What the task requires: Lift out each line of the data that holds "ngày".

Stored entries:
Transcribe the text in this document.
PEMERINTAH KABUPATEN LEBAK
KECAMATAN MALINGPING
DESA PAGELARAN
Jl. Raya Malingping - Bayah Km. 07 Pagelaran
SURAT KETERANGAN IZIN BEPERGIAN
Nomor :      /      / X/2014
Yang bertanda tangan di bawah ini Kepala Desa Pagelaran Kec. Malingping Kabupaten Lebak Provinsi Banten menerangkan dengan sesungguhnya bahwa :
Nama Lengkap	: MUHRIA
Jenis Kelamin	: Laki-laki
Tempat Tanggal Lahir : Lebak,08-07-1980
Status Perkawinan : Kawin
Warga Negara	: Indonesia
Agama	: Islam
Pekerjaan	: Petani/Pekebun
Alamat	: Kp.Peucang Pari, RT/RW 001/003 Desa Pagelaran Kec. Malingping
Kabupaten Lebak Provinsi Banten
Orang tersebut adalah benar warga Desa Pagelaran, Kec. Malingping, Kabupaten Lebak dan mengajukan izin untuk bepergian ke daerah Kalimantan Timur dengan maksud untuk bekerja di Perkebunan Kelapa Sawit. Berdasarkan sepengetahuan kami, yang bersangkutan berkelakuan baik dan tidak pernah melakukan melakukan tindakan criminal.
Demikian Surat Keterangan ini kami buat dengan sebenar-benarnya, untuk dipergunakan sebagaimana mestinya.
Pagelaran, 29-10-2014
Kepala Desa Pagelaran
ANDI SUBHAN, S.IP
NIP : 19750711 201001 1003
* * *
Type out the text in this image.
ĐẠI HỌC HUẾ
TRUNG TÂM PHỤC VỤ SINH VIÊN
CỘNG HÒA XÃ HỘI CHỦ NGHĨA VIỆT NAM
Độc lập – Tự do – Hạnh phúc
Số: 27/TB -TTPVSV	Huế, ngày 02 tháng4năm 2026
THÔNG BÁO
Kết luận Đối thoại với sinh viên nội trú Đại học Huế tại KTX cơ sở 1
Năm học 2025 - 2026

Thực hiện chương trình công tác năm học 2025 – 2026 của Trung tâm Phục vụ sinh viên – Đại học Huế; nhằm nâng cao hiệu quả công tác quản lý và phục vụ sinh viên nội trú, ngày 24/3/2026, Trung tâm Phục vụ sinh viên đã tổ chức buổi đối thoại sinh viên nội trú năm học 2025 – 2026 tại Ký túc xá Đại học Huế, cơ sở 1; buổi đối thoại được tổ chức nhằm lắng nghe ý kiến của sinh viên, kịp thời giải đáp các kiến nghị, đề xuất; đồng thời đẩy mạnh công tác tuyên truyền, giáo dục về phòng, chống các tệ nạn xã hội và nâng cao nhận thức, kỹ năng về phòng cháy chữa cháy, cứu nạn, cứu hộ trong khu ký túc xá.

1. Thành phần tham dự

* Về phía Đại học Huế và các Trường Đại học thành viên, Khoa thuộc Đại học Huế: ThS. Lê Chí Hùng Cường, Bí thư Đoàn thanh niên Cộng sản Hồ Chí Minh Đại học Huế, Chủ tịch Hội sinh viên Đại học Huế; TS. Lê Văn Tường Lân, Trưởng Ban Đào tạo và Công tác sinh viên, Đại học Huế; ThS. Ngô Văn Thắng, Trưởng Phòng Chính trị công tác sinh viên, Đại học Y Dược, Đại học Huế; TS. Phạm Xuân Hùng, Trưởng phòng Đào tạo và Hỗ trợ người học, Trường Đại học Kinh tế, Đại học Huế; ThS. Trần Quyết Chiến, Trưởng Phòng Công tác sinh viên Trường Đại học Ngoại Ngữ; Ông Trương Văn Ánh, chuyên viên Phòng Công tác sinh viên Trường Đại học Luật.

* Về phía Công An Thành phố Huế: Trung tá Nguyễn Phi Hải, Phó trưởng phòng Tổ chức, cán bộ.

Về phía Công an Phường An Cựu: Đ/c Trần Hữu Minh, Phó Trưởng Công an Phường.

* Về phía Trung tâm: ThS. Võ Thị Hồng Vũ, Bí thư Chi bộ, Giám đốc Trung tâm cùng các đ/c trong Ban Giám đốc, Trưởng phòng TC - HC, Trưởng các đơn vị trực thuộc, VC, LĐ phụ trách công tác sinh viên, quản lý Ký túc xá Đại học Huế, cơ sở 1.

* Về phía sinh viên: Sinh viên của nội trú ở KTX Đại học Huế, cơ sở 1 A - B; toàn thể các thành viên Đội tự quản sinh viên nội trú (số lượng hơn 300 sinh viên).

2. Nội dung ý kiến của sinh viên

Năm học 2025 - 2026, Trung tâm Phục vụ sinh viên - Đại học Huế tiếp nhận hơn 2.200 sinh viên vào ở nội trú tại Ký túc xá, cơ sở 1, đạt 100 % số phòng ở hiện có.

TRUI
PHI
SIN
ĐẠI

Answer in full:
Số: 27/TB -TTPVSV	Huế, ngày 02 tháng4năm 2026
Thực hiện chương trình công tác năm học 2025 – 2026 của Trung tâm Phục vụ sinh viên – Đại học Huế; nhằm nâng cao hiệu quả công tác quản lý và phục vụ sinh viên nội trú, ngày 24/3/2026, Trung tâm Phục vụ sinh viên đã tổ chức buổi đối thoại sinh viên nội trú năm học 2025 – 2026 tại Ký túc xá Đại học Huế, cơ sở 1; buổi đối thoại được tổ chức nhằm lắng nghe ý kiến của sinh viên, kịp thời giải đáp các kiến nghị, đề xuất; đồng thời đẩy mạnh công tác tuyên truyền, giáo dục về phòng, chống các tệ nạn xã hội và nâng cao nhận thức, kỹ năng về phòng cháy chữa cháy, cứu nạn, cứu hộ trong khu ký túc xá.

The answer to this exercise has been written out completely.